In the course of a normal year, the 8,700-square-kilometer island of Puerto Rico gets about 1.6 meters of rain, says Matthew C. Larsen, a hydrologist with the U.S. Geological Survey in Reston, Va. That’s about 14 billion cubic meters of precipitation. About 6 billion [m.sup.3] of that water recharges the island’s aquifers, but the other 8 billion [m.sup.3] runs off the island in streams, carrying around 5.9 million metric tons of sediment.
In September 1998, however, Hurricane Georges swept over the island, dumping an islandwide average of 0.3 m of rain–more than 2 months’ worth of precipitation in a mere 2 days. The deluge triggered landslides, flooding, and severe erosion. Data from flow meters in streams indicate that more than 1 billion [m.sup.3] of runoff reached the ocean in those 2 days, along with 2.4 million metric tons of sediment, says Larsen. That’s about 40 percent of the average annual sediment load and amounts to about seven large dump truck loads of sediment from each square kilometer of the island.–S.P.
COPYRIGHT 2005 Science Service, Inc.
COPYRIGHT 2005 Gale Group
This article has two nice sets of numbers in it. The typical annual precipitation and what a large hurricane looks like. While it is “unusual” to have a hurricane over any one spot on the planet, it is absolutely typical for us to have several ‘cyclonic storms’ happening for months on end ‘somewhere’ on the planet. As those are often ‘out to sea’ where the energy to drive them is found, it wold be good to estimate how much water THEY are pumping to the stratosphere and how much heat that machine is dumping “up high” as it runs for weeks on end…
OK, some folks love numbers, other folks hate them. I try to put things in verbal form most of the time as most folks seem to hate numbers. (I’m rather fond of numbers as they answer so many things so well, but they also trap a lot of folks who think numbers are reason or logic; they are not, they just put sizes on the thinking, so if you have ‘thought well’ you get a very sharp edge, but if you have “thought poorly” the numbers just put a sharp edge on your bed of nails…) But in this case, we are particularly looking for a ‘size of rain’ in heat. We need numbers. So I’m going to “show my work” here (and folks can check if I’ve lost an order of magnitude anywhere or not… it’s easy to do in this kind of thing as we have billions of mega – kilo things…) and then we’ll have a single number at the end that’s easy to grasp. The “Watts per meter” of heat transport represented by that water.

- [Given request 1] In the records, rewrite the stretch from the start through the line containing "- edge-app-icon[interactable]: [420, 691, 442, 713]", replacing "bounding box" with "bounding rectangle" and leaving everything else unchanged.

- [Dataset extract]
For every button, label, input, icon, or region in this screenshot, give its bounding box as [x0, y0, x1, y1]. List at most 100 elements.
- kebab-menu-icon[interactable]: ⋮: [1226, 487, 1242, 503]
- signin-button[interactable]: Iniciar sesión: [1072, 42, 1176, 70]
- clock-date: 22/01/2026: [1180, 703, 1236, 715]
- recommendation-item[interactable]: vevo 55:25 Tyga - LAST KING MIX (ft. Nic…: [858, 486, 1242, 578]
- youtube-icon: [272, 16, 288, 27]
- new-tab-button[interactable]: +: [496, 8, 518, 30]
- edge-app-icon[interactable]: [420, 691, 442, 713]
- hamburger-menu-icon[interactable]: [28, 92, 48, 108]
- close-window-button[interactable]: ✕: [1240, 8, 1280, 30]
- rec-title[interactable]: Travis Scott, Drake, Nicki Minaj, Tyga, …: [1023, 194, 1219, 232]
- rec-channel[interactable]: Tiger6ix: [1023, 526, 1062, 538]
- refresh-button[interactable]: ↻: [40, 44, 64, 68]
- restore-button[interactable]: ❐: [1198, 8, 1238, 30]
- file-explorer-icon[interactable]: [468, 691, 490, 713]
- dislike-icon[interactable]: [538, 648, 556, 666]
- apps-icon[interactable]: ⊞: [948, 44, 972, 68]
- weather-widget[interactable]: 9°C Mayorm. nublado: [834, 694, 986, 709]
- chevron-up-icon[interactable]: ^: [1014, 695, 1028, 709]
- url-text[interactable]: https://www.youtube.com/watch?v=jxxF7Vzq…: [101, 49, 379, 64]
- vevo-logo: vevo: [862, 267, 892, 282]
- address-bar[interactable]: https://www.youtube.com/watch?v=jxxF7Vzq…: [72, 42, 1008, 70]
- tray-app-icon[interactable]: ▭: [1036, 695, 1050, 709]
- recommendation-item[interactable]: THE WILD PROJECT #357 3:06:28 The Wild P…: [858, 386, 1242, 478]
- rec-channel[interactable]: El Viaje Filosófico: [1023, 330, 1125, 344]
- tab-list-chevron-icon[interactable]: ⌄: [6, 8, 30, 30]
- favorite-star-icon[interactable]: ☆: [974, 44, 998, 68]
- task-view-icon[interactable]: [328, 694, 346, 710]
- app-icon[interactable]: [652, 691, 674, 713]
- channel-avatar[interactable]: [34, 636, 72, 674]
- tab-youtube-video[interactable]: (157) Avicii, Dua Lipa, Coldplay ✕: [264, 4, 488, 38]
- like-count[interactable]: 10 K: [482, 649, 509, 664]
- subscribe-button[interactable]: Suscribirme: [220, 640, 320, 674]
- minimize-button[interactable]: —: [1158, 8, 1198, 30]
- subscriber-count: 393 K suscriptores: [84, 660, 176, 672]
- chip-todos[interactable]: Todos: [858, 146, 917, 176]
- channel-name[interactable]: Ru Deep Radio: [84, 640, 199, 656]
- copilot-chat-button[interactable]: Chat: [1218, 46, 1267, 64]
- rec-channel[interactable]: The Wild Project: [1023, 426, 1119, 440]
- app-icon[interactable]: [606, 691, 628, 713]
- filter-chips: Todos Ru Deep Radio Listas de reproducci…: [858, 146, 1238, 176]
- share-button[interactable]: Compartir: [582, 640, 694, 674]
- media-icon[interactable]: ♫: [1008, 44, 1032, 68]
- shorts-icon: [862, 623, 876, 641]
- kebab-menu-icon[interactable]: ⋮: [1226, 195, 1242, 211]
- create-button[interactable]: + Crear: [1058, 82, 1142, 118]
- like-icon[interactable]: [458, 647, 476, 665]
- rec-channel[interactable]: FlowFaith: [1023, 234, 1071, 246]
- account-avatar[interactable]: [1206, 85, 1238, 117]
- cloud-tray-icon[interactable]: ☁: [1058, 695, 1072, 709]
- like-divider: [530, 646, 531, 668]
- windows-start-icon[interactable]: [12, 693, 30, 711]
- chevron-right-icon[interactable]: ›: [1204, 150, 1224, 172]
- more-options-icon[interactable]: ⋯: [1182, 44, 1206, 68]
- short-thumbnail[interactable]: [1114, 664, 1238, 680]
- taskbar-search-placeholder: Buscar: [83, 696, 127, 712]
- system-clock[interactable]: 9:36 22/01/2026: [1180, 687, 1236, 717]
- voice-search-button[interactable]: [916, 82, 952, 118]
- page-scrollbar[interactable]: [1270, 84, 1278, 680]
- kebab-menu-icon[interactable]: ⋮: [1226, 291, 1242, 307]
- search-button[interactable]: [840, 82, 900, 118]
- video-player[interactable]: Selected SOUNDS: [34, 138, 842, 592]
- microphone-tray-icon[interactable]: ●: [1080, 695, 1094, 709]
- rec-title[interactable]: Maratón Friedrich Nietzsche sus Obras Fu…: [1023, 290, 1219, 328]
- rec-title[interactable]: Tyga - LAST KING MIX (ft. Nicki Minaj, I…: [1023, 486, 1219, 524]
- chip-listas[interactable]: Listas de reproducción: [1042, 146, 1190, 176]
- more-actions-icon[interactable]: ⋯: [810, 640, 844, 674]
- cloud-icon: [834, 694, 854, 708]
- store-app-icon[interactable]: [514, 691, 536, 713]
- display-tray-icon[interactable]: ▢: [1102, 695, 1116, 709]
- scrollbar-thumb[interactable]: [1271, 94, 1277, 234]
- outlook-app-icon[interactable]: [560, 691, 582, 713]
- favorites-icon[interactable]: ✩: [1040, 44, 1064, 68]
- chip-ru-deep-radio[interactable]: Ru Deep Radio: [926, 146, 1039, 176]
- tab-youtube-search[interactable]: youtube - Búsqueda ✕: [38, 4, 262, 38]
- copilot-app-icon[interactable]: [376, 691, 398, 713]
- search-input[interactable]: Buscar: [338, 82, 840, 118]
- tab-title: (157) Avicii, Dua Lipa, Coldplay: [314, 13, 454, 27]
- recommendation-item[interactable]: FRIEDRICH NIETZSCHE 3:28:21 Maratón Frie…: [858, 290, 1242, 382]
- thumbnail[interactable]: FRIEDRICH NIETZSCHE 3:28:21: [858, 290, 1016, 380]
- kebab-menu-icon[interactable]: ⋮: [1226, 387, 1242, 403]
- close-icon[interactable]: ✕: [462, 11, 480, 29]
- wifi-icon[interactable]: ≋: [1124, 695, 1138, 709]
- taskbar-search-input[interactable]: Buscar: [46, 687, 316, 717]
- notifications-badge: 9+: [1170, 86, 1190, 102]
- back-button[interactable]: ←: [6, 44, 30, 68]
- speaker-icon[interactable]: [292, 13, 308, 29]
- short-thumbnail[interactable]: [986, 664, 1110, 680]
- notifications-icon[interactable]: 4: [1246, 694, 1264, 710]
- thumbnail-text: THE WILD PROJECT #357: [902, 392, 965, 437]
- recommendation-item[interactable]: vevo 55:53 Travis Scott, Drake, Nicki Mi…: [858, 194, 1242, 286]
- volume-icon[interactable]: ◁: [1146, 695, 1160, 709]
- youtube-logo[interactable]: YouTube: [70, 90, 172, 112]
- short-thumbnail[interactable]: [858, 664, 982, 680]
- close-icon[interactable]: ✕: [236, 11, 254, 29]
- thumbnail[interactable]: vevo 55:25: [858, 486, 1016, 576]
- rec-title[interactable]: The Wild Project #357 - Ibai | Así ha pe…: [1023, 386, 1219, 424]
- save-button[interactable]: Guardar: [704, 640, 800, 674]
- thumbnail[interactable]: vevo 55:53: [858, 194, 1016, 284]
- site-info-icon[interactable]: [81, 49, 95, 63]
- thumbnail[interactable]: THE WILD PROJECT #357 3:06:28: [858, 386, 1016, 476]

- [Given request 2] Continue the commentary on Puerto Rico's rainfall and the heat it carries from the point where it stops.

- [Task answer 1]
For every button, label, input, icon, or region in this screenshot, give its bounding rectangle as [x0, y0, x1, y1]. List at most 100 elements.
- kebab-menu-icon[interactable]: ⋮: [1226, 487, 1242, 503]
- signin-button[interactable]: Iniciar sesión: [1072, 42, 1176, 70]
- clock-date: 22/01/2026: [1180, 703, 1236, 715]
- recommendation-item[interactable]: vevo 55:25 Tyga - LAST KING MIX (ft. Nic…: [858, 486, 1242, 578]
- youtube-icon: [272, 16, 288, 27]
- new-tab-button[interactable]: +: [496, 8, 518, 30]
- edge-app-icon[interactable]: [420, 691, 442, 713]

- [Task answer 2]
OK, to the slide rule (or spreadsheet for folks not blessed with analog logic and math ;-)
Puerto Rico Area:
8700 square kilometers. As that is 1000 x 1000 meters on a side, the area in square meters is:
8.7 x 10^9 square meters
Puerto Rico Rainfall:
First up, our cross check number is that there is about 1.6 meters of rain per year in Puerto Rico. 1600 mm. As we run the numbers, if at any time we get something like “1.6 mm” of rain, we know we’ve lost a ‘kilo’ somewhere… Yes, it’s an old “sliderule habit”. First you find a very rough ‘guide solution’ then you keep checking against that ‘order of magnitude’ to make sure you have not ‘slipped a digit’…. Yes, we could just use the 1.6 m directly (and I suspect it may be what was used in the first place to calculate the total m^3 of rainfall) but what fun would there be in that? ;-)
14 Billion m^3 of rainfall total / year (13.92 calculated from 1.6 m x 8.7 10^9 m^2)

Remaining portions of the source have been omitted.